## Goal:
Look for the string "Built" in every line, and copy each line that has it.
## START Record extracts
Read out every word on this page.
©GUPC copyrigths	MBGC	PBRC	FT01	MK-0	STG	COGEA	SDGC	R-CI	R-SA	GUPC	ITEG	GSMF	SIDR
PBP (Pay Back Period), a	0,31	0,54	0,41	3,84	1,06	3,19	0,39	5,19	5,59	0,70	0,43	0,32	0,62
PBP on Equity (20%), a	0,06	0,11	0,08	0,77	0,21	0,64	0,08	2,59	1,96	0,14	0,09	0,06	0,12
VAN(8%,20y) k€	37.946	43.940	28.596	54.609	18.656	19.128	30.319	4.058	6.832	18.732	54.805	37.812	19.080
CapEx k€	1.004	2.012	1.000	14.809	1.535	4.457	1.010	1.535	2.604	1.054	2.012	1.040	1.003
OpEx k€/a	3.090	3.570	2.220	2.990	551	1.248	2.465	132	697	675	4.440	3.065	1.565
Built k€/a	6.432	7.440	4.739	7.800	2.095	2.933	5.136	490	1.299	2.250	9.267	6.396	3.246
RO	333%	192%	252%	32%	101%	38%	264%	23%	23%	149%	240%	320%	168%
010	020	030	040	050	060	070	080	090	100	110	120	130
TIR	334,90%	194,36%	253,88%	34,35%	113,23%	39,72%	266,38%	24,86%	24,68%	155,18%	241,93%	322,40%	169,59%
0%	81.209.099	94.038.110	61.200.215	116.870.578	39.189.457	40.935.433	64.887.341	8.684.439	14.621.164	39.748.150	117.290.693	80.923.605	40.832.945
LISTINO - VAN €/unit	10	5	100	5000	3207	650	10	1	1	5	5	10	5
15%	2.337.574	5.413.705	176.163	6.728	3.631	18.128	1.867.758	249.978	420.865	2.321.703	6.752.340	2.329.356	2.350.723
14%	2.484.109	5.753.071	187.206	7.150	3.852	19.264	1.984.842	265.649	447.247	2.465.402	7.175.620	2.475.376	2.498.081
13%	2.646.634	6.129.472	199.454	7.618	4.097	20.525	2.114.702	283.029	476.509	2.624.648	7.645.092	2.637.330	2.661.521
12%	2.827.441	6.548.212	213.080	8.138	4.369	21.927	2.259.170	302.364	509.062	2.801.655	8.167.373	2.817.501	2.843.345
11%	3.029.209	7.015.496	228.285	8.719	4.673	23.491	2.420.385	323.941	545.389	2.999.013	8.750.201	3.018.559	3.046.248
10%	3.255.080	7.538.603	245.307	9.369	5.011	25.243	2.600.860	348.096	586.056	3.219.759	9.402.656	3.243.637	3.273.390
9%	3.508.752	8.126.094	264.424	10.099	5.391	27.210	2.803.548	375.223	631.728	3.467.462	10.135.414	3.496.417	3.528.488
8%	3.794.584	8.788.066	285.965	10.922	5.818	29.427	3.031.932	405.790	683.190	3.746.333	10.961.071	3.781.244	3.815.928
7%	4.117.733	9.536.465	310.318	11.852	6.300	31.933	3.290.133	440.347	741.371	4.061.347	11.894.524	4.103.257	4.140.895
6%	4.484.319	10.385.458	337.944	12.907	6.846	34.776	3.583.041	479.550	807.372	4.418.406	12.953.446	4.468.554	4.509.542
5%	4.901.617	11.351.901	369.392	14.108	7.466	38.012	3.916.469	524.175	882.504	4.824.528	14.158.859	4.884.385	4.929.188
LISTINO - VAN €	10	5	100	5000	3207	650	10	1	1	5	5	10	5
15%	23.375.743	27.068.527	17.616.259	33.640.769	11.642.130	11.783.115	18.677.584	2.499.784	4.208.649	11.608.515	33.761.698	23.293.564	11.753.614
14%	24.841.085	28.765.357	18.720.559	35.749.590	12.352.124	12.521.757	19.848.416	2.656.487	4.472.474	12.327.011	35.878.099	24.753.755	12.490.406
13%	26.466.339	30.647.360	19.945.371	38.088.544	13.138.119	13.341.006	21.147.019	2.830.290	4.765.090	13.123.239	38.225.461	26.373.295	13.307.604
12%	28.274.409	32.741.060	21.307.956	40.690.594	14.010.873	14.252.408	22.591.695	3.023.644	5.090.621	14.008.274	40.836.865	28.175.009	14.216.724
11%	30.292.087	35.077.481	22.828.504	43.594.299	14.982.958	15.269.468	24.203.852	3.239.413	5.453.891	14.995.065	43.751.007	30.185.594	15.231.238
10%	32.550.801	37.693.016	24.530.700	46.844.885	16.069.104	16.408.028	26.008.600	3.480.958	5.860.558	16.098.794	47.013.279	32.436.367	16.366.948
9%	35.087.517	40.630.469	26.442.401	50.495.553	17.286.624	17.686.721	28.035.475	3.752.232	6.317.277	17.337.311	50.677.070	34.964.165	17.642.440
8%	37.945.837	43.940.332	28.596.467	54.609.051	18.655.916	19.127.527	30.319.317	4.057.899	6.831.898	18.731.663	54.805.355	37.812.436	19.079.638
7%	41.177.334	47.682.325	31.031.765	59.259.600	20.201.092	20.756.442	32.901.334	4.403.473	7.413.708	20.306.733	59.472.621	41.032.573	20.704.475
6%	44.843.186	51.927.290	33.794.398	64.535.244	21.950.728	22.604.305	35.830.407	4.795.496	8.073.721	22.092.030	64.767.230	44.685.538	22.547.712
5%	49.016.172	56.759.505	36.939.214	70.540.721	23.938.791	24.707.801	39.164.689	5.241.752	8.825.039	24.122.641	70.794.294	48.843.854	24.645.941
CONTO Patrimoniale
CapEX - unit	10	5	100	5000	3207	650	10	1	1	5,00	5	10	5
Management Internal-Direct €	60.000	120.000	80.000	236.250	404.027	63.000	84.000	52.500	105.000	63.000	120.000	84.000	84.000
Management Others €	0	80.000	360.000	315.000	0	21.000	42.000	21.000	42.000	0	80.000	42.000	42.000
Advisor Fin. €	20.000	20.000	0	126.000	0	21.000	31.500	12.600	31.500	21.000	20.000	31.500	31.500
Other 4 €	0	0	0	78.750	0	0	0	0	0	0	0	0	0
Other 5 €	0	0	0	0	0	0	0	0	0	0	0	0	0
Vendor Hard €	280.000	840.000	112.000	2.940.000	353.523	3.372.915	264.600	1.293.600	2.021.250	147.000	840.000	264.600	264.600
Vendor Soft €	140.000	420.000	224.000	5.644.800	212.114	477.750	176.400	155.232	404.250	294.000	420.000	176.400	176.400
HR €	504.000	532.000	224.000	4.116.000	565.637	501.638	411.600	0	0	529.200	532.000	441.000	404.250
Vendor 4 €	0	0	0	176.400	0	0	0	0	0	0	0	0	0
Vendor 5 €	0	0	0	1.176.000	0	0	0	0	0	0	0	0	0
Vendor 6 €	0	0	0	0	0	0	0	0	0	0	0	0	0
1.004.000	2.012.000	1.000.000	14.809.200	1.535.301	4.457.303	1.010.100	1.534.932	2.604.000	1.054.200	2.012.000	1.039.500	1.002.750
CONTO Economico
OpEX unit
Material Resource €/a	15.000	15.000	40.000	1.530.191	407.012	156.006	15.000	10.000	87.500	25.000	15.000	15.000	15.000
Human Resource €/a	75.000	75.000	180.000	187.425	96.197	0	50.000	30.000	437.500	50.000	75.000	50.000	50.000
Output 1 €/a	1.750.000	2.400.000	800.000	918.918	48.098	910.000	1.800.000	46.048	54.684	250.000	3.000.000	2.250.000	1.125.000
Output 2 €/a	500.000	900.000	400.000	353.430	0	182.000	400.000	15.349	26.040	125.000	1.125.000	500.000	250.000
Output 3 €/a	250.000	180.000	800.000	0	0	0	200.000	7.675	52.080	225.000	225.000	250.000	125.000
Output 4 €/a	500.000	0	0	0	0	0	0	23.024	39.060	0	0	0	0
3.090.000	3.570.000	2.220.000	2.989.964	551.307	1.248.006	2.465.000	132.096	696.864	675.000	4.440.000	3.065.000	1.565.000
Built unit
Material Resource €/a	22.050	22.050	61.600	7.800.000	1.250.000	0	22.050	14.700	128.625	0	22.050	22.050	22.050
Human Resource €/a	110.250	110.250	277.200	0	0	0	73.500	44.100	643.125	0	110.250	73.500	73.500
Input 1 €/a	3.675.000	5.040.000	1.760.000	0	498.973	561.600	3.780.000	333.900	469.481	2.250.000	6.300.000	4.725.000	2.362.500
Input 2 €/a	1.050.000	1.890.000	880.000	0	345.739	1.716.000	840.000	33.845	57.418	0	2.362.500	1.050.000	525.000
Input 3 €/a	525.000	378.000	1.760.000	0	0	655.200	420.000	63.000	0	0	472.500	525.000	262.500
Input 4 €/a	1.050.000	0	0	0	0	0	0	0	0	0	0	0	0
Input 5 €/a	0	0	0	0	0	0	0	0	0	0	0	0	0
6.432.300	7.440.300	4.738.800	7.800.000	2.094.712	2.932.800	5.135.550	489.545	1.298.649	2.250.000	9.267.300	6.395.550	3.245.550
## END Record extracts
## Written answer:
Built k€/a	6.432	7.440	4.739	7.800	2.095	2.933	5.136	490	1.299	2.250	9.267	6.396	3.246
Built unit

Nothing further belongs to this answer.